▶ [Stated task 1]:
Show every line of the rows below that contains the string "Secreção". Case counts.

▶ [Excerpted text]:
# Colorado Mulie Advice



## Zelph (Dec 2, 2007)

Now I realize that asking for hunting advice is like asking for your social security number,however, I know these guys that hunt the third and fourth rifle seasons in colorado and they kill some unbelievable bucks. I have as yet been unable to get any info out of them. I have tried fooling them, I have tried sounding desperate ( does anyone besides the U.S. government know how to do wiretaps)?, and have even resorted to my ace in the hole- mentioning that I really just want my 11 year old son to be able to see some bucks and have a good time and maybe cherish the experience and never try drugs, and stay in school so that he might remain committed to hunting and support it and finance game management so that the future of hunting will remain certain etc. etc. etc...... Anyway if there is anyone out there that might share a little advice about what areas might be promising I would surely appreciate it and the future of hunting will be in your hands. So help a brother out who cannot seem to draw anything ever in the big-game drawings. How many points does it take to draw a cedar valley jackrabbit tag? Please do it for the children!

▶ [Stated task 2]:
For each statement, say whether it agrees with the forum post above, and quote the deciding words from the post. (a) The poster's son is 11 years old. (b) The hunters the poster knows go out in the first and second rifle seasons. (c) The poster regularly draws tags in the big-game drawings.

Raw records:
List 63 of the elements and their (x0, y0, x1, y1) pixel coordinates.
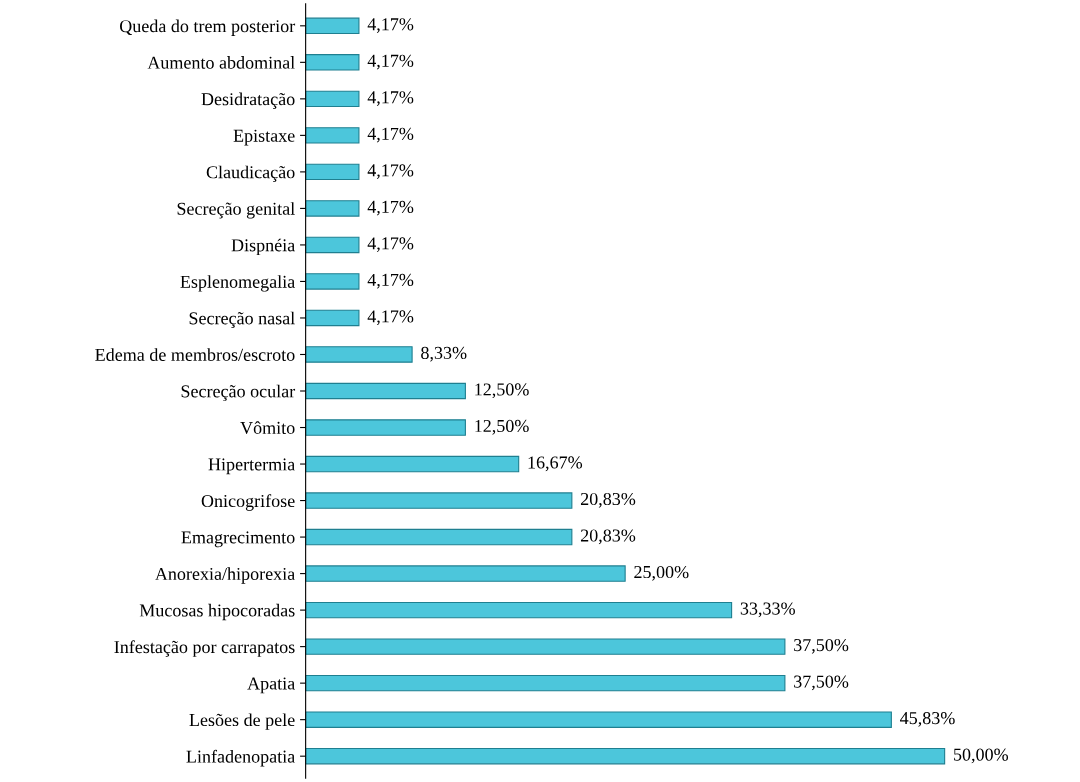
data-label: 4,17% (367, 164, 414, 180)
data-label: 12,50% (475, 383, 529, 399)
bar (305, 346, 413, 363)
y-tick-label: Mucosas hipocoradas (139, 603, 295, 621)
y-tick-label: Infestação por carrapatos (114, 640, 295, 657)
y-tick-label: Linfadenopatia (186, 749, 295, 767)
y-tick-label: Claudicação (206, 165, 295, 182)
y-tick-label: Onicogrifose (201, 494, 295, 511)
y-tick-label: Lesões de pele (189, 713, 295, 730)
bar (305, 17, 360, 35)
bar (305, 419, 466, 436)
bar (305, 127, 360, 144)
bar (305, 90, 360, 108)
data-label: 4,17% (367, 273, 414, 289)
data-label: 4,17% (367, 310, 414, 326)
y-tick-label: Secreção nasal (189, 311, 295, 329)
bar (305, 273, 360, 290)
data-label: 37,50% (794, 675, 849, 691)
data-label: 4,17% (367, 127, 414, 143)
y-tick-label: Dispnéia (231, 238, 295, 256)
bar (305, 565, 626, 582)
data-label: 8,33% (421, 346, 467, 362)
bar (305, 747, 946, 765)
data-label: 20,83% (580, 492, 636, 508)
y-tick-label: Epistaxe (233, 129, 295, 146)
data-label: 37,50% (794, 638, 849, 654)
y-tick-label: Hipertermia (208, 458, 295, 475)
bar (305, 163, 360, 181)
bar (305, 200, 360, 217)
bar (305, 54, 360, 71)
y-tick-label: Vômito (240, 421, 295, 435)
y-tick-label: Edema de membros/escroto (95, 348, 295, 361)
y-tick-label: Apatia (247, 677, 295, 694)
bar (305, 236, 360, 254)
bar (305, 309, 360, 327)
data-label: 4,17% (367, 91, 414, 106)
bar (305, 601, 733, 619)
data-label: 4,17% (367, 54, 414, 70)
bar (305, 711, 892, 728)
y-tick-label: Aumento abdominal (147, 56, 295, 69)
bar (305, 382, 466, 400)
bar (305, 528, 573, 546)
y-tick-label: Esplenomegalia (180, 275, 295, 292)
data-label: 50,00% (954, 748, 1009, 764)
y-tick-label: Secreção genital (177, 202, 295, 219)
data-label: 16,67% (528, 456, 583, 472)
data-label: 4,17% (367, 18, 414, 33)
y-tick-label: Queda do trem posterior (119, 19, 296, 36)
y-tick-label: Anorexia/hiporexia (155, 567, 295, 584)
y-tick-label: Secreção ocular (181, 384, 296, 402)
bar (305, 492, 573, 509)
data-label: 20,83% (580, 529, 636, 545)
data-label: 4,17% (367, 200, 414, 216)
data-label: 45,83% (900, 712, 955, 727)
data-label: 12,50% (475, 419, 529, 435)
data-label: 33,33% (740, 602, 795, 618)
bar (305, 455, 520, 473)
data-label: 25,00% (634, 565, 689, 581)
y-tick-label: Emagrecimento (181, 531, 295, 548)
data-label: 4,17% (367, 237, 414, 253)
bar (305, 638, 786, 655)
y-tick-label: Desidratação (201, 92, 295, 109)
bar (305, 674, 786, 692)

▶ [Right answer 1]:
y-tick-label: Secreção nasal (189, 311, 295, 329)
y-tick-label: Secreção genital (177, 202, 295, 219)
y-tick-label: Secreção ocular (181, 384, 296, 402)

▶ [Right answer 2]:
(a) Yes: "my 11 year old son"
(b) No: "hunt the third and fourth rifle seasons in colorado"
(c) No: "cannot seem to draw anything ever in the big-game drawings"